── SOURCE RECORDS

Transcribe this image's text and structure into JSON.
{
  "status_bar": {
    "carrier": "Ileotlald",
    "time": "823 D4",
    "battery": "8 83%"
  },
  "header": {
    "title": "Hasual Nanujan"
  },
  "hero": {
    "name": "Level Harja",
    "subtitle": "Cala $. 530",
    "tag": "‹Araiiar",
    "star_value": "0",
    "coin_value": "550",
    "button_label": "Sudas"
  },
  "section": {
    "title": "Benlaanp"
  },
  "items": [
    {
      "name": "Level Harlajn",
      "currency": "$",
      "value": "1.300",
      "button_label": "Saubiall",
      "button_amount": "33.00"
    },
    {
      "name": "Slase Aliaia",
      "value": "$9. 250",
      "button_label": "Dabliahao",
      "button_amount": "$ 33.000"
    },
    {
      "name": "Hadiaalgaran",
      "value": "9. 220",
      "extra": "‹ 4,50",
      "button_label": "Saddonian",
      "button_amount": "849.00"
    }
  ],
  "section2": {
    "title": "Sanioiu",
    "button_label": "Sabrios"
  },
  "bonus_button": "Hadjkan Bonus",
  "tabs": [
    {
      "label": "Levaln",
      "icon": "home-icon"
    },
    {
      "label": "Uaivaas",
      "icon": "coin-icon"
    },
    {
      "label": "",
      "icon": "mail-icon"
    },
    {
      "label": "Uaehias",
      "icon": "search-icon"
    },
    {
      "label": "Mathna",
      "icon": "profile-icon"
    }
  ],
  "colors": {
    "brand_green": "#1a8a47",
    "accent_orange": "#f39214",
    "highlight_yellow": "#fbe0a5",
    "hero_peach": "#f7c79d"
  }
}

────

* [TASK BRIEF]: Each record must be returned exactly as it is written.

* [THE COMPLETED TASK]:
Transcribe this image's text and structure into JSON.
{
  "status_bar": {
    "carrier": "Ileotlald",
    "time": "823 D4",
    "battery": "8 83%"
  },
  "header": {
    "title": "Hasual Nanujan"
  },
  "hero": {
    "name": "Level Harja",
    "subtitle": "Cala $. 530",
    "tag": "‹Araiiar",
    "star_value": "0",
    "coin_value": "550",
    "button_label": "Sudas"
  },
  "section": {
    "title": "Benlaanp"
  },
  "items": [
    {
      "name": "Level Harlajn",
      "currency": "$",
      "value": "1.300",
      "button_label": "Saubiall",
      "button_amount": "33.00"
    },
    {
      "name": "Slase Aliaia",
      "value": "$9. 250",
      "button_label": "Dabliahao",
      "button_amount": "$ 33.000"
    },
    {
      "name": "Hadiaalgaran",
      "value": "9. 220",
      "extra": "‹ 4,50",
      "button_label": "Saddonian",
      "button_amount": "849.00"
    }
  ],
  "section2": {
    "title": "Sanioiu",
    "button_label": "Sabrios"
  },
  "bonus_button": "Hadjkan Bonus",
  "tabs": [
    {
      "label": "Levaln",
      "icon": "home-icon"
    },
    {
      "label": "Uaivaas",
      "icon": "coin-icon"
    },
    {
      "label": "",
      "icon": "mail-icon"
    },
    {
      "label": "Uaehias",
      "icon": "search-icon"
    },
    {
      "label": "Mathna",
      "icon": "profile-icon"
    }
  ],
  "colors": {
    "brand_green": "#1a8a47",
    "accent_orange": "#f39214",
    "highlight_yellow": "#fbe0a5",
    "hero_peach": "#f7c79d"
  }
}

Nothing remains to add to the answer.